[Data excerpts]

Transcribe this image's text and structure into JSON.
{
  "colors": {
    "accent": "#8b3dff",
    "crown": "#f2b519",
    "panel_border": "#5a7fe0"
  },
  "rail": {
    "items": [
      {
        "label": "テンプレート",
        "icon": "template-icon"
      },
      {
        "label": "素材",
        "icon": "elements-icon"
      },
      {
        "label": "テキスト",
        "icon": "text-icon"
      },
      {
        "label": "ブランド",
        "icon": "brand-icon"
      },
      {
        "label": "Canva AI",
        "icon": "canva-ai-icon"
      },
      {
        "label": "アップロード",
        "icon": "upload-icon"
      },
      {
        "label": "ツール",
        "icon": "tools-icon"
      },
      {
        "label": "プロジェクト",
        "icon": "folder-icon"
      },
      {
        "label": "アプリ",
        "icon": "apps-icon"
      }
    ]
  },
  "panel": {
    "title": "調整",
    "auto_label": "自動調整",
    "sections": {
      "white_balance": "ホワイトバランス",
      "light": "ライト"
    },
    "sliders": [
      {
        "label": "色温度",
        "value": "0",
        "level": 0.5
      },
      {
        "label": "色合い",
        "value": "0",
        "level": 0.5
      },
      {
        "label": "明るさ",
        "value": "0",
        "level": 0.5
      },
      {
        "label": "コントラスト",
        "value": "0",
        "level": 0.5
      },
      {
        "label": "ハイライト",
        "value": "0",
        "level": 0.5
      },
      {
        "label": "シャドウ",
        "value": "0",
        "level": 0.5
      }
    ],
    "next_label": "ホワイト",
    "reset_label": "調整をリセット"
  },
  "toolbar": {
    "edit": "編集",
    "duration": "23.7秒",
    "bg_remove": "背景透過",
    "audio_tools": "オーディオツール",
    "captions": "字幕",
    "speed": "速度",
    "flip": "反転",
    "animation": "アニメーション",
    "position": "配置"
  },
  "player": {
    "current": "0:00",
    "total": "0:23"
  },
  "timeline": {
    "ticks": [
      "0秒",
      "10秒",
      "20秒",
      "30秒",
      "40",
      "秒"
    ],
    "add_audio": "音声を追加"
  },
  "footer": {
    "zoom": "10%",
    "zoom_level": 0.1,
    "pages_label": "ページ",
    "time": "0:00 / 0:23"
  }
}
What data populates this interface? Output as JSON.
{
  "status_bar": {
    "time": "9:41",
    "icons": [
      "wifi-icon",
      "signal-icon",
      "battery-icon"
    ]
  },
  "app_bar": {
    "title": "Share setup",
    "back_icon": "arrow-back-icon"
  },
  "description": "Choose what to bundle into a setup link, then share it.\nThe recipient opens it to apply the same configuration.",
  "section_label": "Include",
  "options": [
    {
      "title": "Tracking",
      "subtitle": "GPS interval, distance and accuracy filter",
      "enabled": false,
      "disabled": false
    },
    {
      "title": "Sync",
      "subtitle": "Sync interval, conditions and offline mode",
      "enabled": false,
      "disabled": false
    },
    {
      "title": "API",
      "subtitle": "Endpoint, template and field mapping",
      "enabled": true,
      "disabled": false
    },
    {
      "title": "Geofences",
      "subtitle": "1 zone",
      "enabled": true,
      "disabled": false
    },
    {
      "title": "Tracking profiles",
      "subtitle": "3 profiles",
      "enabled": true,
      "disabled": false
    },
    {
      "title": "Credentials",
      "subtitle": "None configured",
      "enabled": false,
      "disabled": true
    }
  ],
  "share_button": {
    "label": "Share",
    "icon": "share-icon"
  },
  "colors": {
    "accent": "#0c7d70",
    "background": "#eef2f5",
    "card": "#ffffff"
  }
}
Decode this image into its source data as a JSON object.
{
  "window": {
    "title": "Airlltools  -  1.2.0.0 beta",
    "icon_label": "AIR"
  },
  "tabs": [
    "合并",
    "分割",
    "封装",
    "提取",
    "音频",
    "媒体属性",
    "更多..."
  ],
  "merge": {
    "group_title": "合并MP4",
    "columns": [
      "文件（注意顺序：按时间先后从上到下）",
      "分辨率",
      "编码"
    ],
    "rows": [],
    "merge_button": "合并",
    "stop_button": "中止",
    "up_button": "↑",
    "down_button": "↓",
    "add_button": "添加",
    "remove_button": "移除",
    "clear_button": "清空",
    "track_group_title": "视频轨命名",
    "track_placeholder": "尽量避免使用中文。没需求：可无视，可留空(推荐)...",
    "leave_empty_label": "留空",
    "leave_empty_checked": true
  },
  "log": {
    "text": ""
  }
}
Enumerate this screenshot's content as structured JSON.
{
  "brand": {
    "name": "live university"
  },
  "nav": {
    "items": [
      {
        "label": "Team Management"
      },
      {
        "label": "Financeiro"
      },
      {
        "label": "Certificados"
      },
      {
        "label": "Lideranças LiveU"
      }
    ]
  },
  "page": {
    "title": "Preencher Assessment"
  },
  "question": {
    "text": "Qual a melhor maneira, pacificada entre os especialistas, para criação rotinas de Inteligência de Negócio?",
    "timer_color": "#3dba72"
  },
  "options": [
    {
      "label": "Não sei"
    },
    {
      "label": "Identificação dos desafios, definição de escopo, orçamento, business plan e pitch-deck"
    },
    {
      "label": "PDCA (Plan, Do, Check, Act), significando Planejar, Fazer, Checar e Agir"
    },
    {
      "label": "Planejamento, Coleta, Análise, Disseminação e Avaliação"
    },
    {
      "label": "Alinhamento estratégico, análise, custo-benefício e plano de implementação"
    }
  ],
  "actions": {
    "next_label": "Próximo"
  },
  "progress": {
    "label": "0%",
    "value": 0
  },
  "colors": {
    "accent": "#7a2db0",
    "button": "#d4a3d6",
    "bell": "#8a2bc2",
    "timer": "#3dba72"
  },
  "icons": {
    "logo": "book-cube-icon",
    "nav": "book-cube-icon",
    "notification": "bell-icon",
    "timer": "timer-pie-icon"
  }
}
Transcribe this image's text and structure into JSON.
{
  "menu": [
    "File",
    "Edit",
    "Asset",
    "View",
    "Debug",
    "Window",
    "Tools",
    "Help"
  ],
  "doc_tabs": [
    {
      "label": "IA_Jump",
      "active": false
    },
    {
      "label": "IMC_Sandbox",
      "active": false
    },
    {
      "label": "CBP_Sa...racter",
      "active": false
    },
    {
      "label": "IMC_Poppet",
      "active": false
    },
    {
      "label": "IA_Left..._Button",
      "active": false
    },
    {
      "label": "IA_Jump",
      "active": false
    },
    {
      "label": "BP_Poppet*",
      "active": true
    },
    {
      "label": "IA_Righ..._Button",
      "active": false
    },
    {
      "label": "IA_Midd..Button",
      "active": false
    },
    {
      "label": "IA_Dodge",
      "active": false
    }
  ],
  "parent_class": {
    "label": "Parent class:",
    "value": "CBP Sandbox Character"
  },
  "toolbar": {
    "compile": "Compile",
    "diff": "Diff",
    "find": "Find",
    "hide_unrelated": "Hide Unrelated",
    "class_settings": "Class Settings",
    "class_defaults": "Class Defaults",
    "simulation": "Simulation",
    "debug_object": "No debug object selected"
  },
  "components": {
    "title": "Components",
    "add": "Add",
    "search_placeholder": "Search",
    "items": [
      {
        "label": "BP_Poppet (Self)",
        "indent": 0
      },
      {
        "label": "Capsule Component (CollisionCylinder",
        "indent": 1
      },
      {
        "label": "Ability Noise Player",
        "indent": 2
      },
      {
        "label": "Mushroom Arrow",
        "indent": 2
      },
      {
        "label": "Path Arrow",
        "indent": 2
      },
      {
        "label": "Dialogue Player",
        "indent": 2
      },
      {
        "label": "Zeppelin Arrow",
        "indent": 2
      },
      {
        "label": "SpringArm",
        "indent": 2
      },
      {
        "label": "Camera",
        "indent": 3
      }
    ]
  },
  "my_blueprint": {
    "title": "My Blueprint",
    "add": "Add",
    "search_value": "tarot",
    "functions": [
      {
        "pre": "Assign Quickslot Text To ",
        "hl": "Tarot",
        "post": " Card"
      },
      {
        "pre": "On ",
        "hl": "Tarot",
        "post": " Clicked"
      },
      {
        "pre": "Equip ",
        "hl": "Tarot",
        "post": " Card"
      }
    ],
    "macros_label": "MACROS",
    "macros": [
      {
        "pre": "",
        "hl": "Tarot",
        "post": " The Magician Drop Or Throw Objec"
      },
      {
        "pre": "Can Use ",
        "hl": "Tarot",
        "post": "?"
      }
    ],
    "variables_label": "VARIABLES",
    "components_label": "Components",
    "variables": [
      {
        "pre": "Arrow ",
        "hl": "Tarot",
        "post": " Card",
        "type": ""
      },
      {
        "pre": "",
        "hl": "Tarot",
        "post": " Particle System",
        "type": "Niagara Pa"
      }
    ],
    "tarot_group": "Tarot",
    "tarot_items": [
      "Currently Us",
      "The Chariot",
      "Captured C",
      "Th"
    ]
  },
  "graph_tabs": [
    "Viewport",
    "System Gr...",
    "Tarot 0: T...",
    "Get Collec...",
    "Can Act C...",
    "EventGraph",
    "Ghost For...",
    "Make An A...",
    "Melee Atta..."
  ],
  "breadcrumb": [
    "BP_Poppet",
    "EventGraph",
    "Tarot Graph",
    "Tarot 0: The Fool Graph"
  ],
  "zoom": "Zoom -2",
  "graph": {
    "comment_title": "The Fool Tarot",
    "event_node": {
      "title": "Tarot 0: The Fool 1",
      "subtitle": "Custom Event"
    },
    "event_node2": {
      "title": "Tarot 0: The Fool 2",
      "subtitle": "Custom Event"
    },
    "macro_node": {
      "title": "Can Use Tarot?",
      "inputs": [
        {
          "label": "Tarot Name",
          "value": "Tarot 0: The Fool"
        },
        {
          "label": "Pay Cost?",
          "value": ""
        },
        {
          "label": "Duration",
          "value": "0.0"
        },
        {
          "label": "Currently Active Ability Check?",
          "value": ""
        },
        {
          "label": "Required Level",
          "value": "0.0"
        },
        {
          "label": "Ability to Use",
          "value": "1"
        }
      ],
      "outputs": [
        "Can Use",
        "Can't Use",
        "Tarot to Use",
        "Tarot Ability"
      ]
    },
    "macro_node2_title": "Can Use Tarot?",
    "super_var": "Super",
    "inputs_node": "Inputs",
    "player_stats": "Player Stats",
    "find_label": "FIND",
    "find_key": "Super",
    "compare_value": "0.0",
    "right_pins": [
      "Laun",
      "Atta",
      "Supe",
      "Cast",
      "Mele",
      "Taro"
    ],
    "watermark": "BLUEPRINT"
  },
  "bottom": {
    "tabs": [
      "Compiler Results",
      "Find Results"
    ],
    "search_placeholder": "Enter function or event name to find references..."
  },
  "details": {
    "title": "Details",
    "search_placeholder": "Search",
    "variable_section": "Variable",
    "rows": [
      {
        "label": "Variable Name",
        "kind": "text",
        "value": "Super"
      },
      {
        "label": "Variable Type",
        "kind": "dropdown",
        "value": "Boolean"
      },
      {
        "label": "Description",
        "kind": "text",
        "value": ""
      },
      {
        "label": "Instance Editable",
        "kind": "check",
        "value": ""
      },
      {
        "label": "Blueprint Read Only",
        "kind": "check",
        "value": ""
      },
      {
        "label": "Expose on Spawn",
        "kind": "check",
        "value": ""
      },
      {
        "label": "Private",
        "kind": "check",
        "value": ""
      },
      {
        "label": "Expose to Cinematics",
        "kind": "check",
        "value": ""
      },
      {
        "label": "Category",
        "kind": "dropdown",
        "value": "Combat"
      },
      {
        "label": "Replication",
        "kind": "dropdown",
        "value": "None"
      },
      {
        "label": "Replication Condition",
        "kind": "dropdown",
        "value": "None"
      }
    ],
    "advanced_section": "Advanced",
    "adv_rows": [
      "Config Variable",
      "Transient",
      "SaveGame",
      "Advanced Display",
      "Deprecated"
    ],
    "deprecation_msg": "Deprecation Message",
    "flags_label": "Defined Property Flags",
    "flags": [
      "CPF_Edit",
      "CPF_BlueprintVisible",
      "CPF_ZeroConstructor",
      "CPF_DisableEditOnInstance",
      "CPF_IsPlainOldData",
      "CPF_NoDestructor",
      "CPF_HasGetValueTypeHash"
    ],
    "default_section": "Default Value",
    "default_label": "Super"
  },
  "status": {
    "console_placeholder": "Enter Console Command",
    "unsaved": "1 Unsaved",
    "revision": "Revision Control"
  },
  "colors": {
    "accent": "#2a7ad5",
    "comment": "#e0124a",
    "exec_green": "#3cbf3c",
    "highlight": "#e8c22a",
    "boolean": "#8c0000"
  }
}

• Stated problem:
Select every line in the records above that contains the word "accent".

• Result below:
    "accent": "#8b3dff",
    "accent": "#0c7d70",
    "accent": "#7a2db0",
    "accent": "#2a7ad5",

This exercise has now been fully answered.